## REQUIREMENT
Where does the string "xlabel" appear in the records? Copy every line that contains it.

## EXTRACTED INFORMATION
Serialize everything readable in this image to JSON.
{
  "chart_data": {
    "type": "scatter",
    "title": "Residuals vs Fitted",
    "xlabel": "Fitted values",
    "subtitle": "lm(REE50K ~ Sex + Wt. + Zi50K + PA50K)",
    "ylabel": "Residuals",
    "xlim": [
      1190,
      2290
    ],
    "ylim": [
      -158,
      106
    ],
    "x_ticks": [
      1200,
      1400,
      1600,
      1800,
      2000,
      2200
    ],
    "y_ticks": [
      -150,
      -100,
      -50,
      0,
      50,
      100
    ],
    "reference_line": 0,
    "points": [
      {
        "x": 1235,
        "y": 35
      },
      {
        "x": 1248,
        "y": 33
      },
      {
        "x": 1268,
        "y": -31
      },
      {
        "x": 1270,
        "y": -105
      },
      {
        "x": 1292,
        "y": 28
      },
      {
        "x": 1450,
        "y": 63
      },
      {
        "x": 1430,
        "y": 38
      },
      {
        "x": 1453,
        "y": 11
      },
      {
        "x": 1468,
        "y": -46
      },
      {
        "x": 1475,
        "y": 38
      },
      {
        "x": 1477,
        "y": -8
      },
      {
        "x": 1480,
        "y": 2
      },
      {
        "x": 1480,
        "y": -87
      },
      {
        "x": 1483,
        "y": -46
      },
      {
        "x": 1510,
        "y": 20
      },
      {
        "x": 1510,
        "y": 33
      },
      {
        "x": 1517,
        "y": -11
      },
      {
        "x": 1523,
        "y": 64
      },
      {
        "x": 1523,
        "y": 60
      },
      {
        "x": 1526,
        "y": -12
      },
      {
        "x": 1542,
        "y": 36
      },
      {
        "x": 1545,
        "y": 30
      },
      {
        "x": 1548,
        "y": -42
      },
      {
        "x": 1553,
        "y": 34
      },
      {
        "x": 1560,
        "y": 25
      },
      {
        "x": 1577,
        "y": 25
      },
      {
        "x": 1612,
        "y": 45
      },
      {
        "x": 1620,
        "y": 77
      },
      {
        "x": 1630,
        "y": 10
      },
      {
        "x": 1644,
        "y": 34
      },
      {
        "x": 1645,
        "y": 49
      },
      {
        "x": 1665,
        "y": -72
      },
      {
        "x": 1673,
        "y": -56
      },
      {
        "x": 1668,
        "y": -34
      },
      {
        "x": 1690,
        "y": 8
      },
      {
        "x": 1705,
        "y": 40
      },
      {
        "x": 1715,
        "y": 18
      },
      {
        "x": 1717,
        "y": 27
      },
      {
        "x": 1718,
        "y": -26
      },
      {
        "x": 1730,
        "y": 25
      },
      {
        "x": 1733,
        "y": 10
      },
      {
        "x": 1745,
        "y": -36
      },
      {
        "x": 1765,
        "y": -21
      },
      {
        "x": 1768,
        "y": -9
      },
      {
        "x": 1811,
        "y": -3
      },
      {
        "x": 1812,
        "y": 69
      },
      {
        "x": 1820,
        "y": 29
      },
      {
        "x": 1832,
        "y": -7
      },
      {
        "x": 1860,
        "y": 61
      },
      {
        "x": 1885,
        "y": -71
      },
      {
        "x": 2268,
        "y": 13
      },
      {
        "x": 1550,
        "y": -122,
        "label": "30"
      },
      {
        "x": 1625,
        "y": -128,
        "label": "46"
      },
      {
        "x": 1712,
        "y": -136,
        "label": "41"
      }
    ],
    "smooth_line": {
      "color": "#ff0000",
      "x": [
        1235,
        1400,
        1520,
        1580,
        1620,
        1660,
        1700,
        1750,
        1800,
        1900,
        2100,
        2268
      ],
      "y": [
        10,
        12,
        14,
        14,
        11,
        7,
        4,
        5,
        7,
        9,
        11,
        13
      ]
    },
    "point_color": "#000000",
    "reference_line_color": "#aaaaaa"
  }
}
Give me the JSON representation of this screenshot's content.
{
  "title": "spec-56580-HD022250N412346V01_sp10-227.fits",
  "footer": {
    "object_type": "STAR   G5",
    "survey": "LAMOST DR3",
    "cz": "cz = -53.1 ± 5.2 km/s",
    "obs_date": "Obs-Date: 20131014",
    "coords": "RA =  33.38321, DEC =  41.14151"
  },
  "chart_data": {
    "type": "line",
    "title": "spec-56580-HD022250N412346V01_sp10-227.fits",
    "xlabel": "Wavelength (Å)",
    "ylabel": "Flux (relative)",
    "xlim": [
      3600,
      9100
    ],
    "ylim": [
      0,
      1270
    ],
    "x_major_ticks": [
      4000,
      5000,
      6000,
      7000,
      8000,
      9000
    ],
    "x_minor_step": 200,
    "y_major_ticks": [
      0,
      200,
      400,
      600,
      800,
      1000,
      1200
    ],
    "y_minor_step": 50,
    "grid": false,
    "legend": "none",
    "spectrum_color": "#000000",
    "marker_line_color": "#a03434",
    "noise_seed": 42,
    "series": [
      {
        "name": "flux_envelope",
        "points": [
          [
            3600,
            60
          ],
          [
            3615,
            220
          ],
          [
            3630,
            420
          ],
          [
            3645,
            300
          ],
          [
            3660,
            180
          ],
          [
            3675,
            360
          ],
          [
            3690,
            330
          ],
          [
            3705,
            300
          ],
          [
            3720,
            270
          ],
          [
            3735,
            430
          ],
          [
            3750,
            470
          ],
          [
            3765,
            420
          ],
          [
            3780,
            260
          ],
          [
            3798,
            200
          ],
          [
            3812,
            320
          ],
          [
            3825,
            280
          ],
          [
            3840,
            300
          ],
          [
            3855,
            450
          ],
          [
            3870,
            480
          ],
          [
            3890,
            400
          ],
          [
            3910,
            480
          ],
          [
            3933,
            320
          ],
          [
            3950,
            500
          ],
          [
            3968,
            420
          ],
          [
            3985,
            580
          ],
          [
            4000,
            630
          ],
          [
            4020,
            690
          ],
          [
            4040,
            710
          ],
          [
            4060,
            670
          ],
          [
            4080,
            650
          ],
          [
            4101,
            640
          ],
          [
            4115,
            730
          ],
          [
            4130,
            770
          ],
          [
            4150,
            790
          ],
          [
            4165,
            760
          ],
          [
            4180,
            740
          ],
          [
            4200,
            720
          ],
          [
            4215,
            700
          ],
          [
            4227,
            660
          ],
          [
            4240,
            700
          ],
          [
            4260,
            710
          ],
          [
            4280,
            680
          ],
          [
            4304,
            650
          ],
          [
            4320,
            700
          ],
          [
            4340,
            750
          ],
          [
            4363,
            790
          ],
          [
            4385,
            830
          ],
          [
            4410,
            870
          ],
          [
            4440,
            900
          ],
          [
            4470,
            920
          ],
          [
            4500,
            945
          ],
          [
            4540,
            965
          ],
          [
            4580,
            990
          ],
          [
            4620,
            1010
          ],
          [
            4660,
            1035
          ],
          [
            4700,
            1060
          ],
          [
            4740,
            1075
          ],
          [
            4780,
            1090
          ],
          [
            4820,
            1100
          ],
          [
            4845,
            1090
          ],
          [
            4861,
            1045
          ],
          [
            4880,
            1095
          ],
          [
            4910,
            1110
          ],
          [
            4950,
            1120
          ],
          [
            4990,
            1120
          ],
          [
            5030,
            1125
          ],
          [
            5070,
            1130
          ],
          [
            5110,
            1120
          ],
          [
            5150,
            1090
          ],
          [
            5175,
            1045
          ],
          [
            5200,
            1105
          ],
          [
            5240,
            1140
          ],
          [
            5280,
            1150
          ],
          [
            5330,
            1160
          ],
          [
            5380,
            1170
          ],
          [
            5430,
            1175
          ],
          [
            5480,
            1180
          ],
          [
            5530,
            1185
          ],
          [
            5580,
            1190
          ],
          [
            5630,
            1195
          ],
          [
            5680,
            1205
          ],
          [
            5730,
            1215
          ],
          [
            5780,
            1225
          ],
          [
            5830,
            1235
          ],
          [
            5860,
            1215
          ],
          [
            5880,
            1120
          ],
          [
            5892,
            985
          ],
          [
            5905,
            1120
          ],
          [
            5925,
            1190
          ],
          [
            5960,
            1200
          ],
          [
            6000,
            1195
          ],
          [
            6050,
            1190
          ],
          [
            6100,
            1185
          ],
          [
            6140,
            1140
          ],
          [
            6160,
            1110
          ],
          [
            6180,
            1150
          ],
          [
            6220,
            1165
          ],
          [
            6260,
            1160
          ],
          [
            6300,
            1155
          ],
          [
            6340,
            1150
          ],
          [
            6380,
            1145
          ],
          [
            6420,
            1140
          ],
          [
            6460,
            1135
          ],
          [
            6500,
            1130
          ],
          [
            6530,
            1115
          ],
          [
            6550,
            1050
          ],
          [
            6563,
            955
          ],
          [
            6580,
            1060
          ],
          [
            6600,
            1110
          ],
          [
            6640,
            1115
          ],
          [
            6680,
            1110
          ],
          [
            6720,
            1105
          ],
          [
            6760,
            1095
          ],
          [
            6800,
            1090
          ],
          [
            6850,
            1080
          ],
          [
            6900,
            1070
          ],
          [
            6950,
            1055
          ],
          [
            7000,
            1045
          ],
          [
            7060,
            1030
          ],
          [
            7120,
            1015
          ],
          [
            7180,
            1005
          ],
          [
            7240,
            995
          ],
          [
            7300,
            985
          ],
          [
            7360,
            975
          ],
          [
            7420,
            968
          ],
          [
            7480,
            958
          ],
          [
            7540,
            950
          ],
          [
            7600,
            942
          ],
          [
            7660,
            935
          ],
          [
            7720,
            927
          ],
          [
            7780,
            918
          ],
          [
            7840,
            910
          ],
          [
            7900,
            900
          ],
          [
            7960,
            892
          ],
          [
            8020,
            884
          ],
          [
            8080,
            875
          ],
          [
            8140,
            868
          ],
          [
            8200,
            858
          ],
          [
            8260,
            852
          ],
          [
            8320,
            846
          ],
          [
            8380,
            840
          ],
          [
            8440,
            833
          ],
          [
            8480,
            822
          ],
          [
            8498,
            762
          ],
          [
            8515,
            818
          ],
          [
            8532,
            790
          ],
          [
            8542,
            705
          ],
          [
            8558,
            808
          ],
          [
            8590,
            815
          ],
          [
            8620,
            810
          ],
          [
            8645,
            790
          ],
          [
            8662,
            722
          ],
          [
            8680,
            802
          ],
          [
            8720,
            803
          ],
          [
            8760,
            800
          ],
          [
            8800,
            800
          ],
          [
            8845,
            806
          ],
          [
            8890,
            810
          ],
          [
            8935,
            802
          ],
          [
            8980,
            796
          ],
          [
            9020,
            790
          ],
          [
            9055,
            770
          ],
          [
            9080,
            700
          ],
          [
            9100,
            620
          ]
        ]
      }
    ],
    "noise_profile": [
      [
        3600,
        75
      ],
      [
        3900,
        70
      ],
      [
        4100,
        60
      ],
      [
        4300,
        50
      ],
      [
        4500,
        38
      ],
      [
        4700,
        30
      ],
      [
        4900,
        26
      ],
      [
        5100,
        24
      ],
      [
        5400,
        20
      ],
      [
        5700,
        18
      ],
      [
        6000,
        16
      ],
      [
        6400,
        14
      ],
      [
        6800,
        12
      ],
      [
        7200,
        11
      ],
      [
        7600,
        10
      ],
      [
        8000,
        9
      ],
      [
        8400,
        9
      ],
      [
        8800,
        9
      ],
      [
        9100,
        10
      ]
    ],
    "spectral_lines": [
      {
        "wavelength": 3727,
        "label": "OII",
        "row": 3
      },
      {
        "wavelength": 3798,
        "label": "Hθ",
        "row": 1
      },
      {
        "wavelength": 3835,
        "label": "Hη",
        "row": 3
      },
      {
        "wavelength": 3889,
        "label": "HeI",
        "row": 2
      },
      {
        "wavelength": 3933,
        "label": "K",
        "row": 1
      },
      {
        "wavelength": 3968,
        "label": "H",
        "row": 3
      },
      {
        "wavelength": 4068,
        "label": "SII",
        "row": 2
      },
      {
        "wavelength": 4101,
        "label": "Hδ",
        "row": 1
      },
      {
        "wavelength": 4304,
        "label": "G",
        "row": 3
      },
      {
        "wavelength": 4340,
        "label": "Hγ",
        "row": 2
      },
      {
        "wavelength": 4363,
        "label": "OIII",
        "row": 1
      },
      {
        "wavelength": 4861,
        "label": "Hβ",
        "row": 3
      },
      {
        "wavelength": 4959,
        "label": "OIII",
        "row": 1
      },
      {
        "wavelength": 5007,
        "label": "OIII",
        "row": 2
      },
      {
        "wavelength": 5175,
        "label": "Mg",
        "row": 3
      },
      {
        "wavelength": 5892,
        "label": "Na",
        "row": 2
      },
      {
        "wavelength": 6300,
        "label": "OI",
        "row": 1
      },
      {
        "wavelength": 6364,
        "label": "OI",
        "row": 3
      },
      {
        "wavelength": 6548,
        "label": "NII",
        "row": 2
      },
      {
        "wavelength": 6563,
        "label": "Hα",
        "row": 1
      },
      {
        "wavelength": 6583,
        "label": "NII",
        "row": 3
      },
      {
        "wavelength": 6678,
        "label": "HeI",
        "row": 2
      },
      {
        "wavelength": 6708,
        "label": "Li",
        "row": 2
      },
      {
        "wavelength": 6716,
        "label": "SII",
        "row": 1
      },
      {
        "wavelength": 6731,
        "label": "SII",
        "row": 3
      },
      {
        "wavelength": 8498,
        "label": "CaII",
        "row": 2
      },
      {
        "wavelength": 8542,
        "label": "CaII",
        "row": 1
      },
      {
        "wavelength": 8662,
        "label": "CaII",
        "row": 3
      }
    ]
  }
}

## RESULT OF THE EXERCISE
    "xlabel": "Fitted values",
    "xlabel": "Wavelength (Å)",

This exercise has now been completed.